■ **TASK STATEMENT**
Copy out all lines that hold "launches".

Dataset records
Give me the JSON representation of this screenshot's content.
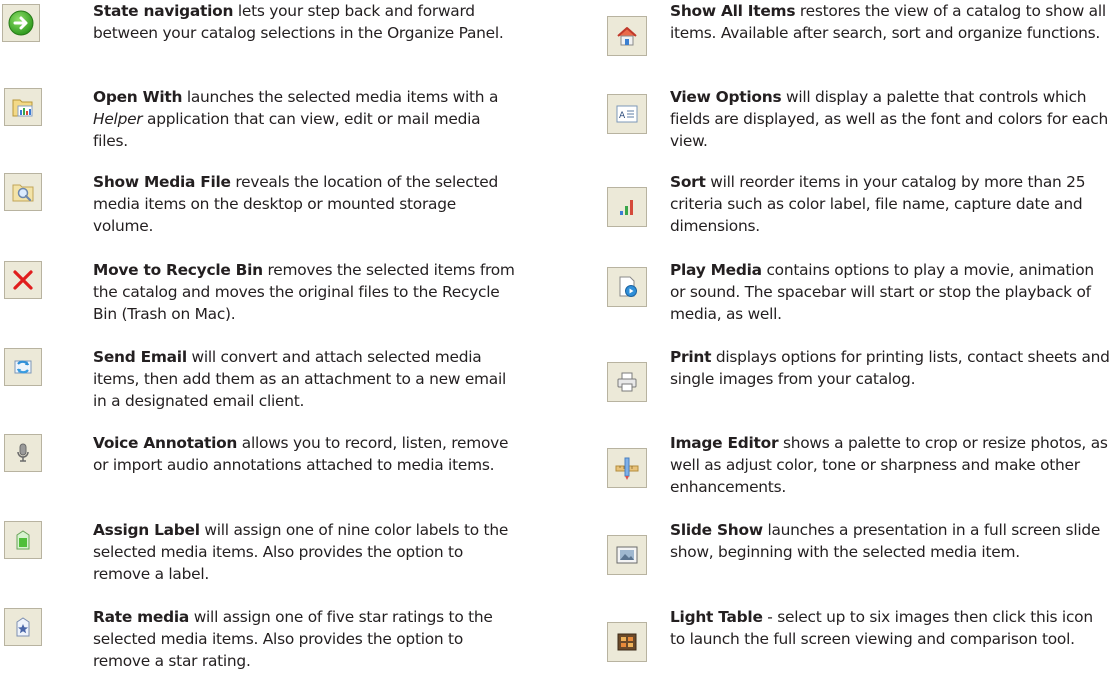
{
  "left_column": [
    {
      "title": "State navigation",
      "body": " lets your step back and forward between your catalog selections in the Organize Panel.",
      "icon": "arrow-right-icon"
    },
    {
      "title": "Open With",
      "body_pre": " launches the selected media items with a ",
      "body_em": "Helper",
      "body_post": " application that can view, edit or mail media files.",
      "icon": "open-with-icon"
    },
    {
      "title": "Show Media File",
      "body": " reveals the location of the selected media items on the desktop or mounted storage volume.",
      "icon": "show-media-file-icon"
    },
    {
      "title": "Move to Recycle Bin",
      "body": " removes the selected items from the catalog and moves the original files to the Recycle Bin (Trash on Mac).",
      "icon": "delete-x-icon"
    },
    {
      "title": "Send Email",
      "body": " will convert and attach selected media items, then add them as an attachment to a new email in a designated email client.",
      "icon": "send-email-icon"
    },
    {
      "title": "Voice Annotation",
      "body": " allows you to record, listen, remove or import audio annotations attached to media items.",
      "icon": "microphone-icon"
    },
    {
      "title": "Assign Label",
      "body": " will assign one of nine color labels to the selected media items. Also provides the option to remove a label.",
      "icon": "label-icon"
    },
    {
      "title": "Rate media",
      "body": " will assign one of five star ratings to the selected media items. Also provides the option to remove a star rating.",
      "icon": "star-rating-icon"
    }
  ],
  "right_column": [
    {
      "title": "Show All Items",
      "body": " restores the view of a catalog to show all items. Available after search, sort and organize functions.",
      "icon": "home-icon"
    },
    {
      "title": "View Options",
      "body": " will display a palette that controls which fields are displayed, as well as the font and colors for each view.",
      "icon": "view-options-icon"
    },
    {
      "title": "Sort",
      "body": " will reorder items in your catalog by more than 25 criteria such as color label, file name, capture date and dimensions.",
      "icon": "sort-bars-icon"
    },
    {
      "title": "Play Media",
      "body": " contains options to play a movie, animation or sound. The spacebar will start or stop the playback of media, as well.",
      "icon": "play-media-icon"
    },
    {
      "title": "Print",
      "body": " displays options for printing lists, contact sheets and single images from your catalog.",
      "icon": "printer-icon"
    },
    {
      "title": "Image Editor",
      "body": " shows a palette to crop or resize photos, as well as adjust color, tone or sharpness and make other enhancements.",
      "icon": "image-editor-icon"
    },
    {
      "title": "Slide Show",
      "body": " launches a presentation in a full screen slide show, beginning with the selected media item.",
      "icon": "slide-show-icon"
    },
    {
      "title": "Light Table",
      "body": " - select up to six images then click this icon to launch the full screen viewing and comparison tool.",
      "icon": "light-table-icon"
    }
  ]
}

■ **RIGHT ANSWER**
      "body_pre": " launches the selected media items with a ",
      "body": " launches a presentation in a full screen slide show, beginning with the selected media item.",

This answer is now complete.